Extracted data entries
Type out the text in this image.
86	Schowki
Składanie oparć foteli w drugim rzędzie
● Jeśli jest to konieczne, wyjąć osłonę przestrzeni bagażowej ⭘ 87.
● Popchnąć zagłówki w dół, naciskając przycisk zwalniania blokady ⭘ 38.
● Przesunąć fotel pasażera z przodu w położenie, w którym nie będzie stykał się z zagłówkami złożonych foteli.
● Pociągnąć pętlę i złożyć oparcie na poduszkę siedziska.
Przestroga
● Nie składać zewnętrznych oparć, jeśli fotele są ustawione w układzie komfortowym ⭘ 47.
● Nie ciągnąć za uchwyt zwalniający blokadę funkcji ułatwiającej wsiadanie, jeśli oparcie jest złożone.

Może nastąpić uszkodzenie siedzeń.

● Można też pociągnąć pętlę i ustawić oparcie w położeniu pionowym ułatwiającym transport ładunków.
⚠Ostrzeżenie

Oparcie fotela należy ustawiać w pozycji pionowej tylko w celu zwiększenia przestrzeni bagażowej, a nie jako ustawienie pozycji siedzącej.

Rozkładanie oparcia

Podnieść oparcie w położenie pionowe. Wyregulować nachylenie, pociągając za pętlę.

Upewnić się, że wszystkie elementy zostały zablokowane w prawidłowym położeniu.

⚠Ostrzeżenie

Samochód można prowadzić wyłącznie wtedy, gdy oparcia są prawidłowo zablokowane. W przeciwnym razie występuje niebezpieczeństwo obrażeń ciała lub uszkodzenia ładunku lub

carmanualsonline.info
* * *
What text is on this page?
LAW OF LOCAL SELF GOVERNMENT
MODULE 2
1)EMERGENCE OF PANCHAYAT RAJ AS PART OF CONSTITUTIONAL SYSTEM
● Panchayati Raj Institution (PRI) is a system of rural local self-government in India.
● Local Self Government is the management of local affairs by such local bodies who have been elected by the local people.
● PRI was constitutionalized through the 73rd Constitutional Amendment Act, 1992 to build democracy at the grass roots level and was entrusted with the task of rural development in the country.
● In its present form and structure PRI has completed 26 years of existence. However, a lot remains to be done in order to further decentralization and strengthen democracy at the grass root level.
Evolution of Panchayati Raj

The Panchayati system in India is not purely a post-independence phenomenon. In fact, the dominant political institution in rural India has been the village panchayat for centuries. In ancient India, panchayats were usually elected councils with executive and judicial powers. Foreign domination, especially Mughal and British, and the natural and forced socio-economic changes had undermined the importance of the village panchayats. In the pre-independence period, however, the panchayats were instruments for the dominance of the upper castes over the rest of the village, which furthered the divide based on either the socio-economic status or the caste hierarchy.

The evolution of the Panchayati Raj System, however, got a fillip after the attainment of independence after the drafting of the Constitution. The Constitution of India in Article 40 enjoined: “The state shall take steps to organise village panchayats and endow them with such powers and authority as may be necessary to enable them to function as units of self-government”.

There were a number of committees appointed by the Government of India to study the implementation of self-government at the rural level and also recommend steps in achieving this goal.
---
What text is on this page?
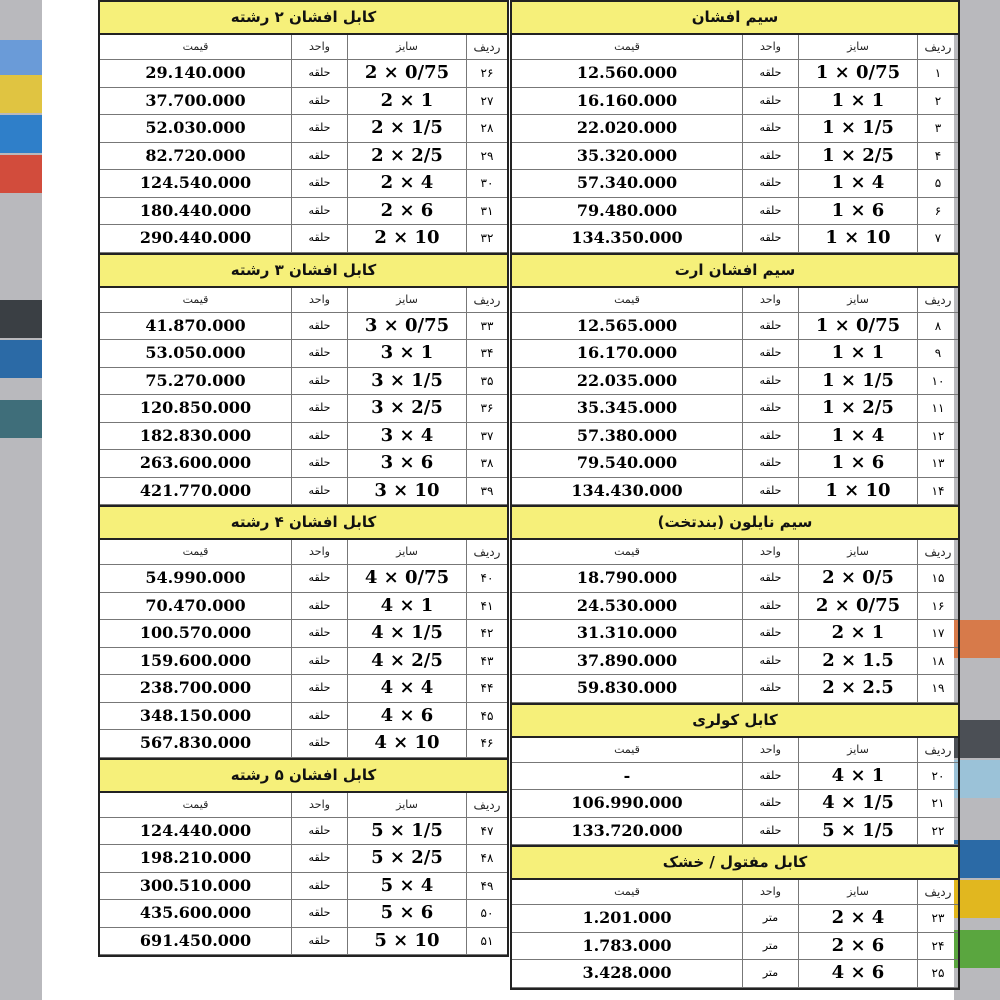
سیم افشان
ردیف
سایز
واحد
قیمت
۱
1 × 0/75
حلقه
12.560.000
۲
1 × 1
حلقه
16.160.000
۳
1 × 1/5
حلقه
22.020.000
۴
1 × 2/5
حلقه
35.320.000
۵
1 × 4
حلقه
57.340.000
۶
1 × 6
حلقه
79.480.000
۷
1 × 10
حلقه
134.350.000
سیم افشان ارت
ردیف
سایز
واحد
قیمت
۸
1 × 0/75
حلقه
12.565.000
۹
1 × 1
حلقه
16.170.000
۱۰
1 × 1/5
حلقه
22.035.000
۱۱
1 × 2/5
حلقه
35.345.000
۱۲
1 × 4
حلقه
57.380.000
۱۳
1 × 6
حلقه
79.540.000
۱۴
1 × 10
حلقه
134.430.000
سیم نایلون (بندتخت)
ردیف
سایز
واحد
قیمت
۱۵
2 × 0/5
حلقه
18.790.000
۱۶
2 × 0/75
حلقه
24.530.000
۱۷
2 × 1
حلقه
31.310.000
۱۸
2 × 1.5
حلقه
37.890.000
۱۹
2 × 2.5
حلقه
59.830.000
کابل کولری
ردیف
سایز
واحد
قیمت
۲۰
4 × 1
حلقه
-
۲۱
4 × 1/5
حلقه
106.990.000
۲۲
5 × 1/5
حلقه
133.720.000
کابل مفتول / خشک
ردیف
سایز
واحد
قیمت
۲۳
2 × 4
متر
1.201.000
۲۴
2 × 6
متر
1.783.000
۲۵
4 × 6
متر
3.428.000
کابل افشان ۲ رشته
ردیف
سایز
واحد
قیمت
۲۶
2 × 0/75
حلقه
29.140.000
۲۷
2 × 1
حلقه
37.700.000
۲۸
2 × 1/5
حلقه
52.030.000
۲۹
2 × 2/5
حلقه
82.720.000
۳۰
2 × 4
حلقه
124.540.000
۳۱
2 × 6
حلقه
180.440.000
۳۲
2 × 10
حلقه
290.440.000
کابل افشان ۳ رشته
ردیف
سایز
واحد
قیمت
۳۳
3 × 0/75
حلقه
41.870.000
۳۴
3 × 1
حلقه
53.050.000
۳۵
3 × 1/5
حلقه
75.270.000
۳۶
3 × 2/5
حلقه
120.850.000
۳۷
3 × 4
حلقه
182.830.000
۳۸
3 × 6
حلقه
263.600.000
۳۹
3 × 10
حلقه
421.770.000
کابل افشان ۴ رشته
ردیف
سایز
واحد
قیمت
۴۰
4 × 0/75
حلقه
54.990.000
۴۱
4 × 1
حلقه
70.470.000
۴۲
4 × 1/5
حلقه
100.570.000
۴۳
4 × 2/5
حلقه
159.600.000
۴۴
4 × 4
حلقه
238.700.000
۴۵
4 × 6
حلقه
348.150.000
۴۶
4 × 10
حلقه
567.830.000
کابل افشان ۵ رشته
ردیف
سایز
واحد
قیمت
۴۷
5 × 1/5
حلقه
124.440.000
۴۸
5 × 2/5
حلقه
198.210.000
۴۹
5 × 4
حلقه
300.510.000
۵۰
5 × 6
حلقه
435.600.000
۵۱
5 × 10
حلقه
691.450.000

→ Given task
Above are the records; copy every line in them that holds the word "oparć".

→ Output of the exercise
Składanie oparć foteli w drugim rzędzie
● Nie składać zewnętrznych oparć, jeśli fotele są ustawione w układzie komfortowym ⭘ 47.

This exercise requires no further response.